**Material:**
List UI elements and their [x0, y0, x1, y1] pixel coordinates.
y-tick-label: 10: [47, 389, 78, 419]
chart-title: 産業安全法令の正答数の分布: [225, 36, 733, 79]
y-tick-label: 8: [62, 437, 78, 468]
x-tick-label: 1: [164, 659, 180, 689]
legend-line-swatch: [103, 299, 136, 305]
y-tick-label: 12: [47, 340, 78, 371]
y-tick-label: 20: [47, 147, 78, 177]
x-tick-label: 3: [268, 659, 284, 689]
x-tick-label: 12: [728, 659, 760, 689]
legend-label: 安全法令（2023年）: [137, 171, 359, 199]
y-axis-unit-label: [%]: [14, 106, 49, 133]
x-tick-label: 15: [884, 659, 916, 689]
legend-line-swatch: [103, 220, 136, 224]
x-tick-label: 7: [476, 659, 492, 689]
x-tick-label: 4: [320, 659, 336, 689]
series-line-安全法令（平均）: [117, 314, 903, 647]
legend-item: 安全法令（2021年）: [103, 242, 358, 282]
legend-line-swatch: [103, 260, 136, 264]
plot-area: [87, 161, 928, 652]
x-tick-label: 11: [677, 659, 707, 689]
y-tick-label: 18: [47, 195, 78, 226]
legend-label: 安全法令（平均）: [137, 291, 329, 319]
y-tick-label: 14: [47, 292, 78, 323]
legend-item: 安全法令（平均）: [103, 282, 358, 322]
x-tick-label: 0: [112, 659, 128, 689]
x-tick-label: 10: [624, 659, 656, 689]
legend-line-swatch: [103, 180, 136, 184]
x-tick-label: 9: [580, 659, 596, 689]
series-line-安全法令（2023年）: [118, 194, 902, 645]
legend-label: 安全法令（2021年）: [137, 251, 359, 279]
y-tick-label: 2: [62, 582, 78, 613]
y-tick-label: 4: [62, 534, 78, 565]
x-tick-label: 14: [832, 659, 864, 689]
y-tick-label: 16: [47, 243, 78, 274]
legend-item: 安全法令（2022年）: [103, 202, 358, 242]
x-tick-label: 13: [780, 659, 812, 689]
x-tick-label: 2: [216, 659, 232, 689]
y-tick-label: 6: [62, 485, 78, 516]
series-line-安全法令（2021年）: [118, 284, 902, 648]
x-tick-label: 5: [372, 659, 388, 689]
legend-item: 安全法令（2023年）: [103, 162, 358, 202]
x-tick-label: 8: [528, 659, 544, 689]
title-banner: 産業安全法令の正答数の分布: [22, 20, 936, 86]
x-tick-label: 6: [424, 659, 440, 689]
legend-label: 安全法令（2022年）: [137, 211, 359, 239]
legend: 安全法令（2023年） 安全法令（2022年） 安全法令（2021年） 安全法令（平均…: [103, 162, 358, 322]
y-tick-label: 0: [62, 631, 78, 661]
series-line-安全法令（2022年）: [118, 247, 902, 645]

**Set task:**
Rewrite every line of the data above so that each "x-tick-label" becomes "x-axis-label". Leave everything else unchanged.

**Answer to this exercise:**
List UI elements and their [x0, y0, x1, y1] pixel coordinates.
y-tick-label: 10: [47, 389, 78, 419]
chart-title: 産業安全法令の正答数の分布: [225, 36, 733, 79]
y-tick-label: 8: [62, 437, 78, 468]
x-axis-label: 1: [164, 659, 180, 689]
legend-line-swatch: [103, 299, 136, 305]
y-tick-label: 12: [47, 340, 78, 371]
y-tick-label: 20: [47, 147, 78, 177]
x-axis-label: 3: [268, 659, 284, 689]
x-axis-label: 12: [728, 659, 760, 689]
legend-label: 安全法令（2023年）: [137, 171, 359, 199]
y-axis-unit-label: [%]: [14, 106, 49, 133]
x-axis-label: 15: [884, 659, 916, 689]
legend-line-swatch: [103, 220, 136, 224]
x-axis-label: 7: [476, 659, 492, 689]
x-axis-label: 4: [320, 659, 336, 689]
series-line-安全法令（平均）: [117, 314, 903, 647]
legend-item: 安全法令（2021年）: [103, 242, 358, 282]
legend-line-swatch: [103, 260, 136, 264]
plot-area: [87, 161, 928, 652]
x-axis-label: 11: [677, 659, 707, 689]
y-tick-label: 18: [47, 195, 78, 226]
legend-label: 安全法令（平均）: [137, 291, 329, 319]
y-tick-label: 14: [47, 292, 78, 323]
legend-item: 安全法令（平均）: [103, 282, 358, 322]
x-axis-label: 0: [112, 659, 128, 689]
x-axis-label: 10: [624, 659, 656, 689]
legend-line-swatch: [103, 180, 136, 184]
x-axis-label: 9: [580, 659, 596, 689]
series-line-安全法令（2023年）: [118, 194, 902, 645]
legend-label: 安全法令（2021年）: [137, 251, 359, 279]
y-tick-label: 2: [62, 582, 78, 613]
y-tick-label: 4: [62, 534, 78, 565]
x-axis-label: 14: [832, 659, 864, 689]
y-tick-label: 16: [47, 243, 78, 274]
legend-item: 安全法令（2022年）: [103, 202, 358, 242]
x-axis-label: 13: [780, 659, 812, 689]
x-axis-label: 2: [216, 659, 232, 689]
y-tick-label: 6: [62, 485, 78, 516]
series-line-安全法令（2021年）: [118, 284, 902, 648]
x-axis-label: 5: [372, 659, 388, 689]
legend-item: 安全法令（2023年）: [103, 162, 358, 202]
x-axis-label: 8: [528, 659, 544, 689]
title-banner: 産業安全法令の正答数の分布: [22, 20, 936, 86]
x-axis-label: 6: [424, 659, 440, 689]
legend-label: 安全法令（2022年）: [137, 211, 359, 239]
legend: 安全法令（2023年） 安全法令（2022年） 安全法令（2021年） 安全法令（平均…: [103, 162, 358, 322]
y-tick-label: 0: [62, 631, 78, 661]
series-line-安全法令（2022年）: [118, 247, 902, 645]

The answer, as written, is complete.